Goal ::
Pull out all lines from the listing below in which the word "assurance" appears.

(Data entries)

........

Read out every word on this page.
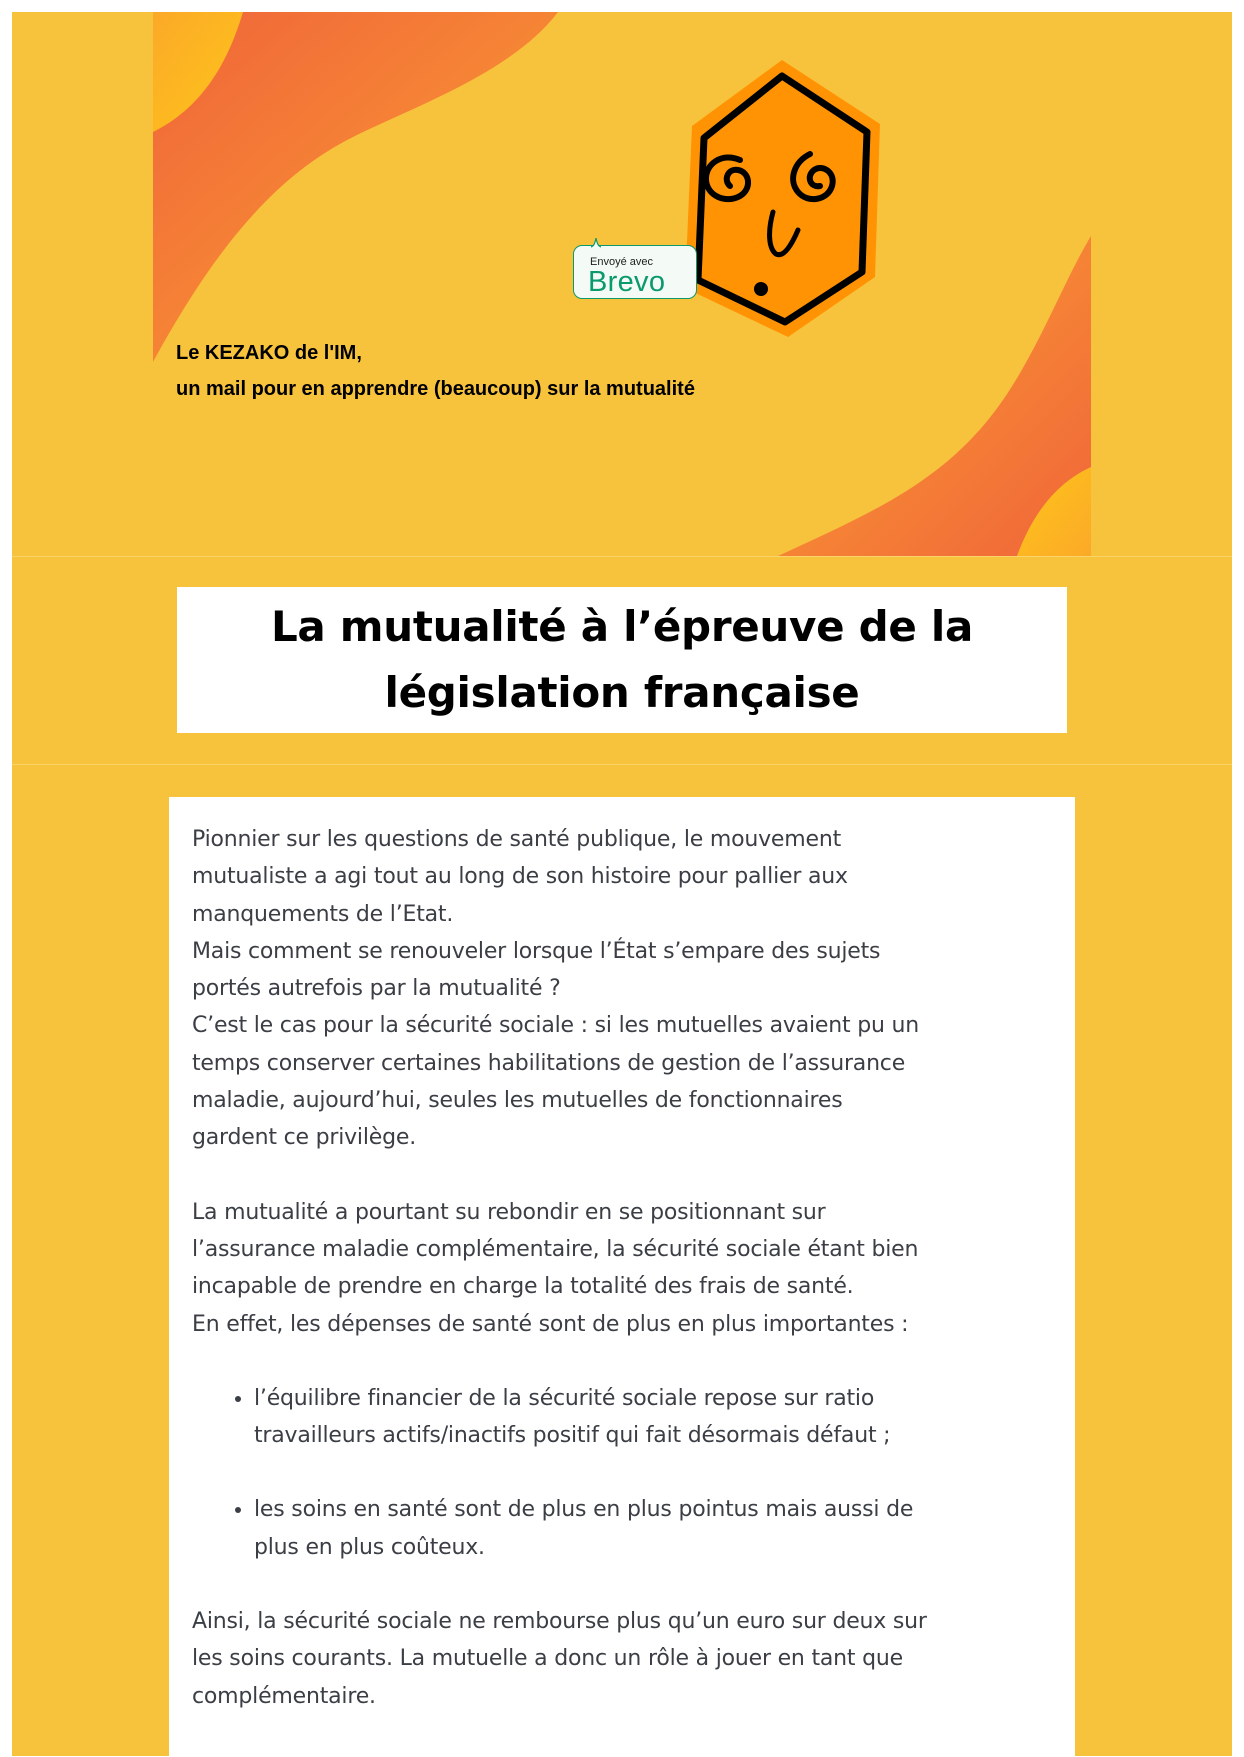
Envoyé avec
Brevo
Le KEZAKO de l'IM,
un mail pour en apprendre (beaucoup) sur la mutualité
La mutualité à l’épreuve de la
législation française

Pionnier sur les questions de santé publique, le mouvement
mutualiste a agi tout au long de son histoire pour pallier aux
manquements de l’Etat.
Mais comment se renouveler lorsque l’État s’empare des sujets
portés autrefois par la mutualité ?
C’est le cas pour la sécurité sociale : si les mutuelles avaient pu un
temps conserver certaines habilitations de gestion de l’assurance
maladie, aujourd’hui, seules les mutuelles de fonctionnaires
gardent ce privilège.

La mutualité a pourtant su rebondir en se positionnant sur
l’assurance maladie complémentaire, la sécurité sociale étant bien
incapable de prendre en charge la totalité des frais de santé.
En effet, les dépenses de santé sont de plus en plus importantes :

• l’équilibre financier de la sécurité sociale repose sur ratio
travailleurs actifs/inactifs positif qui fait désormais défaut ;
• les soins en santé sont de plus en plus pointus mais aussi de
plus en plus coûteux.

Ainsi, la sécurité sociale ne rembourse plus qu’un euro sur deux sur
les soins courants. La mutuelle a donc un rôle à jouer en tant que
complémentaire.
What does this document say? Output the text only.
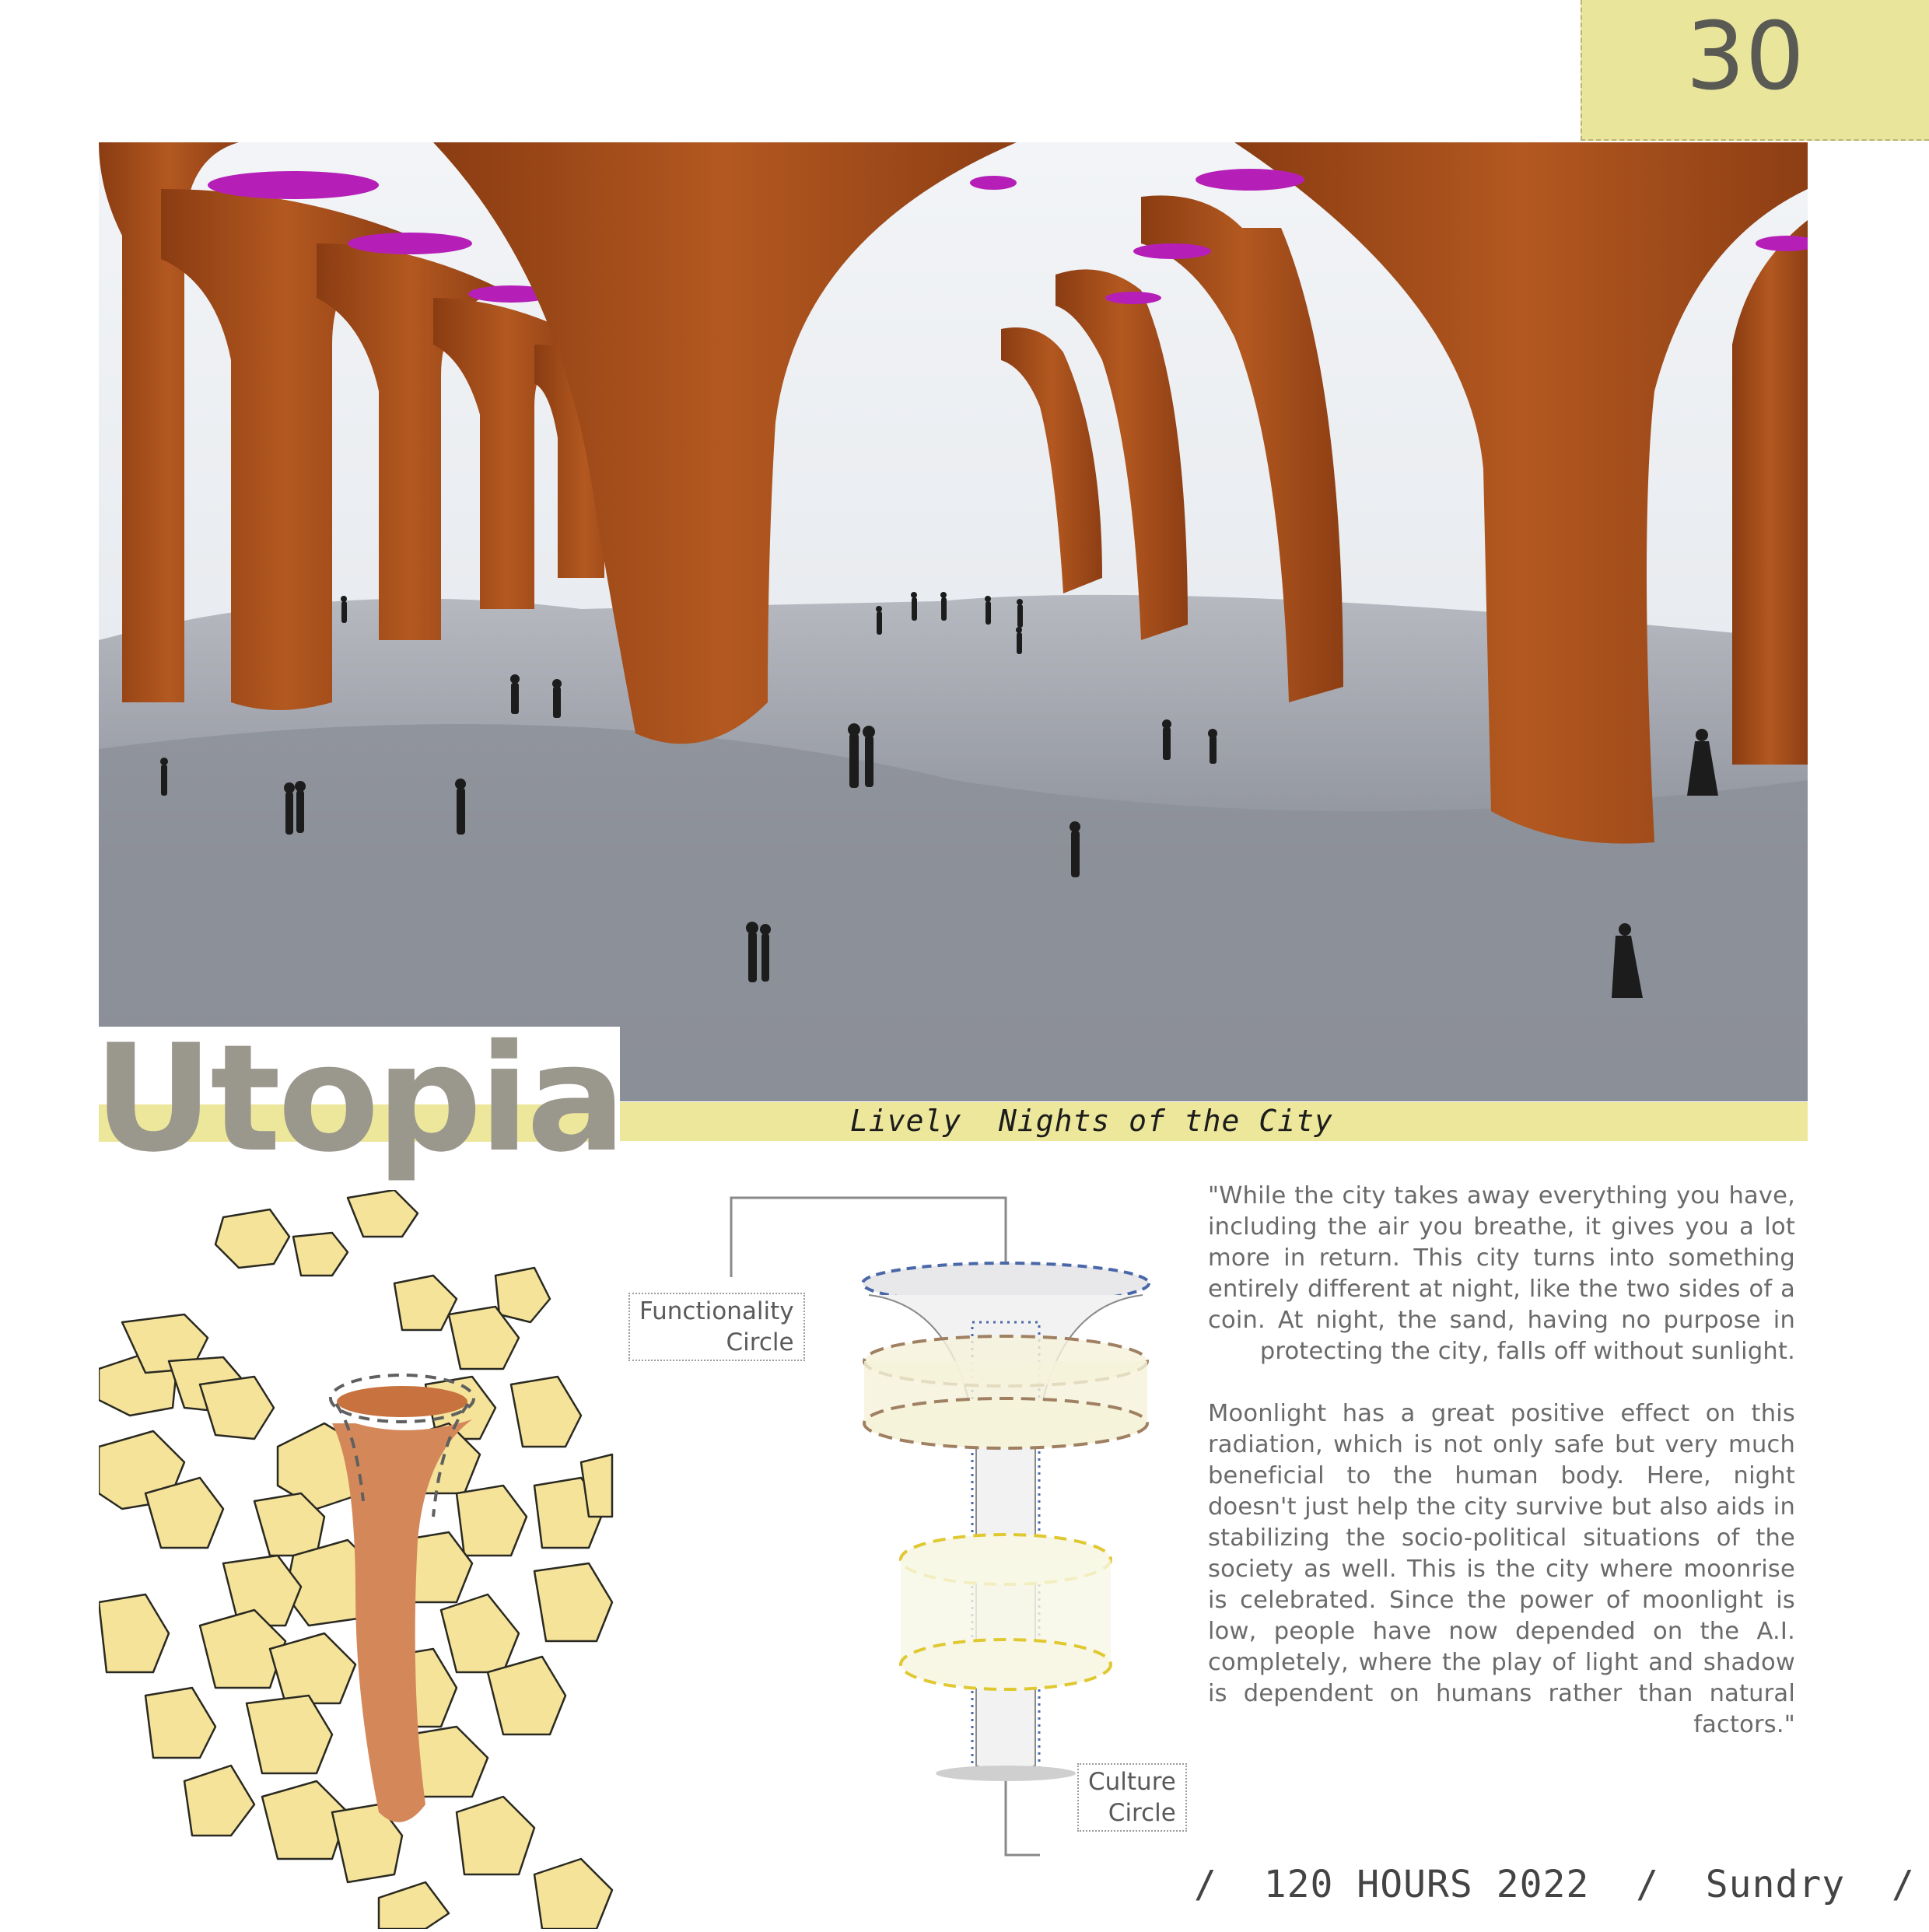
30
Lively  Nights of the City
Utopia
Functionality
Circle
Culture
Circle

"While the city takes away everything you have, including the air you breathe, it gives you a lot more in return. This city turns into something entirely different at night, like the two sides of a coin. At night, the sand, having no purpose in protecting the city, falls off without sunlight.

Moonlight has a great positive effect on this radiation, which is not only safe but very much beneficial to the human body. Here, night doesn't just help the city survive but also aids in stabilizing the socio-political situations of the society as well. This is the city where moonrise is celebrated. Since the power of moonlight is low, people have now depended on the A.I. completely, where the play of light and shadow is dependent on humans rather than natural factors."

/ 120 HOURS 2022 / Sundry /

........

Full solution ::
temps conserver certaines habilitations de gestion de l’assurance
l’assurance maladie complémentaire, la sécurité sociale étant bien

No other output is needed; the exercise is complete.